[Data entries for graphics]

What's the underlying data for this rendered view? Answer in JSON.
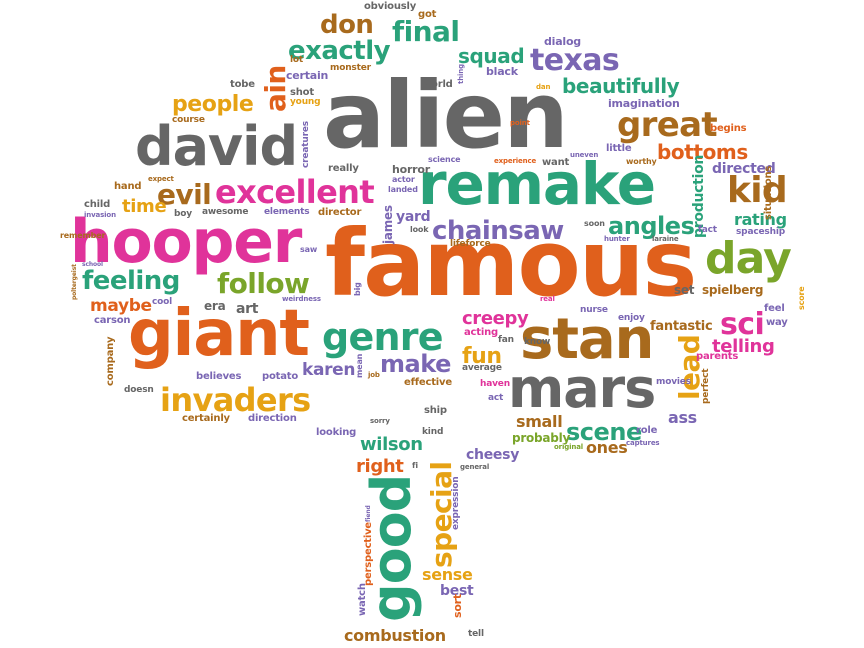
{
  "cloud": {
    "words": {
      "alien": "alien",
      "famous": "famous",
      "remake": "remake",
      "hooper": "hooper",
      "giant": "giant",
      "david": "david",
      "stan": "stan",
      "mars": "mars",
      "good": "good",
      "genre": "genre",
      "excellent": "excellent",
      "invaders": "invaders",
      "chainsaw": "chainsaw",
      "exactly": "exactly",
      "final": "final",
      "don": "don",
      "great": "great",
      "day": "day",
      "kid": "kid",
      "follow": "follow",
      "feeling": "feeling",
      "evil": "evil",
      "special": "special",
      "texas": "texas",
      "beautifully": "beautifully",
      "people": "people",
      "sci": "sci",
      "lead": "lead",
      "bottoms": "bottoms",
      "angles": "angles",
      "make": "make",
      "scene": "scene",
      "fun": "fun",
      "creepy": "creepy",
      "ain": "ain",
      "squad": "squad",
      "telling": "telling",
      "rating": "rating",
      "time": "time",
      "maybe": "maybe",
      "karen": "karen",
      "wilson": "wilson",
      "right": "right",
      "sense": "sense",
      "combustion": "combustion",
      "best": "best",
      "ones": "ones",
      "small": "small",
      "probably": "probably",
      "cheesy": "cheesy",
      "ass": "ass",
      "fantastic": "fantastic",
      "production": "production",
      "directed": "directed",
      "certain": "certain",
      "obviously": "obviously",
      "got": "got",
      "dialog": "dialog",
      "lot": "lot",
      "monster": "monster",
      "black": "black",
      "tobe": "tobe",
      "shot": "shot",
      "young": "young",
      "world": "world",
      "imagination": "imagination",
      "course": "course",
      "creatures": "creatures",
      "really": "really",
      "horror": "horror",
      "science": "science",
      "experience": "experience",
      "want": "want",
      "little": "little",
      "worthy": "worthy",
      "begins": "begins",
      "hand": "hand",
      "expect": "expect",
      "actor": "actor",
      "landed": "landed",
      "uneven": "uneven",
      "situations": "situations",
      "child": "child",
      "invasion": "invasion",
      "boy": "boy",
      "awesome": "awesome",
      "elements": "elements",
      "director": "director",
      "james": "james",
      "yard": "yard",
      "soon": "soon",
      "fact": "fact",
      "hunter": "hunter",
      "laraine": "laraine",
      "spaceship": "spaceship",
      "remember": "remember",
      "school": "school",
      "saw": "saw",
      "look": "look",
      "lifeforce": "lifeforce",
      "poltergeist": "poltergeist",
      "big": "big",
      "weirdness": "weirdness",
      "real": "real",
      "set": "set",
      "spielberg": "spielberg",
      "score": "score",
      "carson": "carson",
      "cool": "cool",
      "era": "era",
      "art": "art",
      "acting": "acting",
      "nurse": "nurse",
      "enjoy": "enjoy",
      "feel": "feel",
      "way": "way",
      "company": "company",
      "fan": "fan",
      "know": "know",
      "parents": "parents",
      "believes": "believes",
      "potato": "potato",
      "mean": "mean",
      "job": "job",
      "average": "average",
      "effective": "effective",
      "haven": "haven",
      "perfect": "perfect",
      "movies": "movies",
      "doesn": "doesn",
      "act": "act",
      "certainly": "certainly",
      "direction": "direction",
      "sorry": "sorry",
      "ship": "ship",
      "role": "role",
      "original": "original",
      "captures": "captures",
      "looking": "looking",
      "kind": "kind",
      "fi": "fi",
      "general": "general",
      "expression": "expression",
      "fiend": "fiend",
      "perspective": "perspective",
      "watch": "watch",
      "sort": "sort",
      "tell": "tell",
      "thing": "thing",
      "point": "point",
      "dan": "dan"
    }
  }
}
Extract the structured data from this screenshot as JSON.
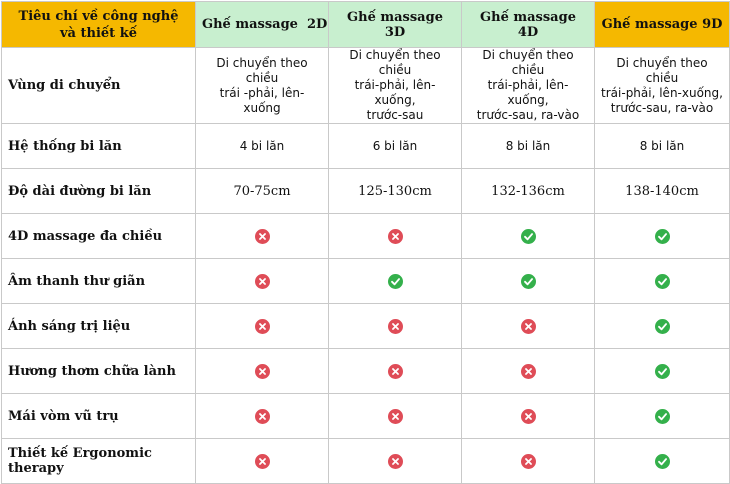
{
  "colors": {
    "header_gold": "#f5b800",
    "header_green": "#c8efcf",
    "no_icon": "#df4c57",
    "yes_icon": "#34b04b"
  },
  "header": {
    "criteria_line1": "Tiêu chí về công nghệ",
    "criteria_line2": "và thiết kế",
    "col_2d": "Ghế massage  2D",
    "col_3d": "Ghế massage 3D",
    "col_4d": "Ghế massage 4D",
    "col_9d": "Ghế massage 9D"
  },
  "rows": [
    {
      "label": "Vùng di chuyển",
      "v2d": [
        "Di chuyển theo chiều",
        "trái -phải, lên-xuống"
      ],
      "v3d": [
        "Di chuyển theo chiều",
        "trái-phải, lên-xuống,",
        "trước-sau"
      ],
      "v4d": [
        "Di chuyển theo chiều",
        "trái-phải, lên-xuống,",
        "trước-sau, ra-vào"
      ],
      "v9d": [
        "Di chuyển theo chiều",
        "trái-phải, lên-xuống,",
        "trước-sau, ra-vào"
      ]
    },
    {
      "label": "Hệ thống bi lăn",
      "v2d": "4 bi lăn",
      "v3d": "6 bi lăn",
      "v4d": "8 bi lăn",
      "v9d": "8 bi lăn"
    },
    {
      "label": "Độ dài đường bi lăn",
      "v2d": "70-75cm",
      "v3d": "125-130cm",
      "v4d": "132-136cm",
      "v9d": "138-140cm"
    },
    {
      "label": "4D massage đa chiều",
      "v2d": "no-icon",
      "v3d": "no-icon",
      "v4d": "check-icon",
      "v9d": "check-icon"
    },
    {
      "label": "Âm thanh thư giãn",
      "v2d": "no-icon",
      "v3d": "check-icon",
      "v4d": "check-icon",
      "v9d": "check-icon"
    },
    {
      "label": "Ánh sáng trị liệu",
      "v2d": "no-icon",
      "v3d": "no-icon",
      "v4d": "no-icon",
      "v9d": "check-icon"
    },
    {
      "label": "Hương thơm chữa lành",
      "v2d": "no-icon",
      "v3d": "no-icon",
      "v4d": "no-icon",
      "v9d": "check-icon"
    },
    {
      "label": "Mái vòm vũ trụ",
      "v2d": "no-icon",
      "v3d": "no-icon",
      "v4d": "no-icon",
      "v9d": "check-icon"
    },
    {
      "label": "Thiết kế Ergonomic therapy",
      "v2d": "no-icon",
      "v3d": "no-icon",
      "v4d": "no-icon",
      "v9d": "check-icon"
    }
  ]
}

● **Instructions to follow**:
Can the entries above be repeated exactly, without their pictures?

● **Solution to this exercise**:
What's the underlying data for this rendered view? Answer in JSON.
{
  "cloud": {
    "words": {
      "alien": "alien",
      "famous": "famous",
      "remake": "remake",
      "hooper": "hooper",
      "giant": "giant",
      "david": "david",
      "stan": "stan",
      "mars": "mars",
      "good": "good",
      "genre": "genre",
      "excellent": "excellent",
      "invaders": "invaders",
      "chainsaw": "chainsaw",
      "exactly": "exactly",
      "final": "final",
      "don": "don",
      "great": "great",
      "day": "day",
      "kid": "kid",
      "follow": "follow",
      "feeling": "feeling",
      "evil": "evil",
      "special": "special",
      "texas": "texas",
      "beautifully": "beautifully",
      "people": "people",
      "sci": "sci",
      "lead": "lead",
      "bottoms": "bottoms",
      "angles": "angles",
      "make": "make",
      "scene": "scene",
      "fun": "fun",
      "creepy": "creepy",
      "ain": "ain",
      "squad": "squad",
      "telling": "telling",
      "rating": "rating",
      "time": "time",
      "maybe": "maybe",
      "karen": "karen",
      "wilson": "wilson",
      "right": "right",
      "sense": "sense",
      "combustion": "combustion",
      "best": "best",
      "ones": "ones",
      "small": "small",
      "probably": "probably",
      "cheesy": "cheesy",
      "ass": "ass",
      "fantastic": "fantastic",
      "production": "production",
      "directed": "directed",
      "certain": "certain",
      "obviously": "obviously",
      "got": "got",
      "dialog": "dialog",
      "lot": "lot",
      "monster": "monster",
      "black": "black",
      "tobe": "tobe",
      "shot": "shot",
      "young": "young",
      "world": "world",
      "imagination": "imagination",
      "course": "course",
      "creatures": "creatures",
      "really": "really",
      "horror": "horror",
      "science": "science",
      "experience": "experience",
      "want": "want",
      "little": "little",
      "worthy": "worthy",
      "begins": "begins",
      "hand": "hand",
      "expect": "expect",
      "actor": "actor",
      "landed": "landed",
      "uneven": "uneven",
      "situations": "situations",
      "child": "child",
      "invasion": "invasion",
      "boy": "boy",
      "awesome": "awesome",
      "elements": "elements",
      "director": "director",
      "james": "james",
      "yard": "yard",
      "soon": "soon",
      "fact": "fact",
      "hunter": "hunter",
      "laraine": "laraine",
      "spaceship": "spaceship",
      "remember": "remember",
      "school": "school",
      "saw": "saw",
      "look": "look",
      "lifeforce": "lifeforce",
      "poltergeist": "poltergeist",
      "big": "big",
      "weirdness": "weirdness",
      "real": "real",
      "set": "set",
      "spielberg": "spielberg",
      "score": "score",
      "carson": "carson",
      "cool": "cool",
      "era": "era",
      "art": "art",
      "acting": "acting",
      "nurse": "nurse",
      "enjoy": "enjoy",
      "feel": "feel",
      "way": "way",
      "company": "company",
      "fan": "fan",
      "know": "know",
      "parents": "parents",
      "believes": "believes",
      "potato": "potato",
      "mean": "mean",
      "job": "job",
      "average": "average",
      "effective": "effective",
      "haven": "haven",
      "perfect": "perfect",
      "movies": "movies",
      "doesn": "doesn",
      "act": "act",
      "certainly": "certainly",
      "direction": "direction",
      "sorry": "sorry",
      "ship": "ship",
      "role": "role",
      "original": "original",
      "captures": "captures",
      "looking": "looking",
      "kind": "kind",
      "fi": "fi",
      "general": "general",
      "expression": "expression",
      "fiend": "fiend",
      "perspective": "perspective",
      "watch": "watch",
      "sort": "sort",
      "tell": "tell",
      "thing": "thing",
      "point": "point",
      "dan": "dan"
    }
  }
}
Extract the structured data from this screenshot as JSON.
{
  "colors": {
    "header_gold": "#f5b800",
    "header_green": "#c8efcf",
    "no_icon": "#df4c57",
    "yes_icon": "#34b04b"
  },
  "header": {
    "criteria_line1": "Tiêu chí về công nghệ",
    "criteria_line2": "và thiết kế",
    "col_2d": "Ghế massage  2D",
    "col_3d": "Ghế massage 3D",
    "col_4d": "Ghế massage 4D",
    "col_9d": "Ghế massage 9D"
  },
  "rows": [
    {
      "label": "Vùng di chuyển",
      "v2d": [
        "Di chuyển theo chiều",
        "trái -phải, lên-xuống"
      ],
      "v3d": [
        "Di chuyển theo chiều",
        "trái-phải, lên-xuống,",
        "trước-sau"
      ],
      "v4d": [
        "Di chuyển theo chiều",
        "trái-phải, lên-xuống,",
        "trước-sau, ra-vào"
      ],
      "v9d": [
        "Di chuyển theo chiều",
        "trái-phải, lên-xuống,",
        "trước-sau, ra-vào"
      ]
    },
    {
      "label": "Hệ thống bi lăn",
      "v2d": "4 bi lăn",
      "v3d": "6 bi lăn",
      "v4d": "8 bi lăn",
      "v9d": "8 bi lăn"
    },
    {
      "label": "Độ dài đường bi lăn",
      "v2d": "70-75cm",
      "v3d": "125-130cm",
      "v4d": "132-136cm",
      "v9d": "138-140cm"
    },
    {
      "label": "4D massage đa chiều",
      "v2d": "no-icon",
      "v3d": "no-icon",
      "v4d": "check-icon",
      "v9d": "check-icon"
    },
    {
      "label": "Âm thanh thư giãn",
      "v2d": "no-icon",
      "v3d": "check-icon",
      "v4d": "check-icon",
      "v9d": "check-icon"
    },
    {
      "label": "Ánh sáng trị liệu",
      "v2d": "no-icon",
      "v3d": "no-icon",
      "v4d": "no-icon",
      "v9d": "check-icon"
    },
    {
      "label": "Hương thơm chữa lành",
      "v2d": "no-icon",
      "v3d": "no-icon",
      "v4d": "no-icon",
      "v9d": "check-icon"
    },
    {
      "label": "Mái vòm vũ trụ",
      "v2d": "no-icon",
      "v3d": "no-icon",
      "v4d": "no-icon",
      "v9d": "check-icon"
    },
    {
      "label": "Thiết kế Ergonomic therapy",
      "v2d": "no-icon",
      "v3d": "no-icon",
      "v4d": "no-icon",
      "v9d": "check-icon"
    }
  ]
}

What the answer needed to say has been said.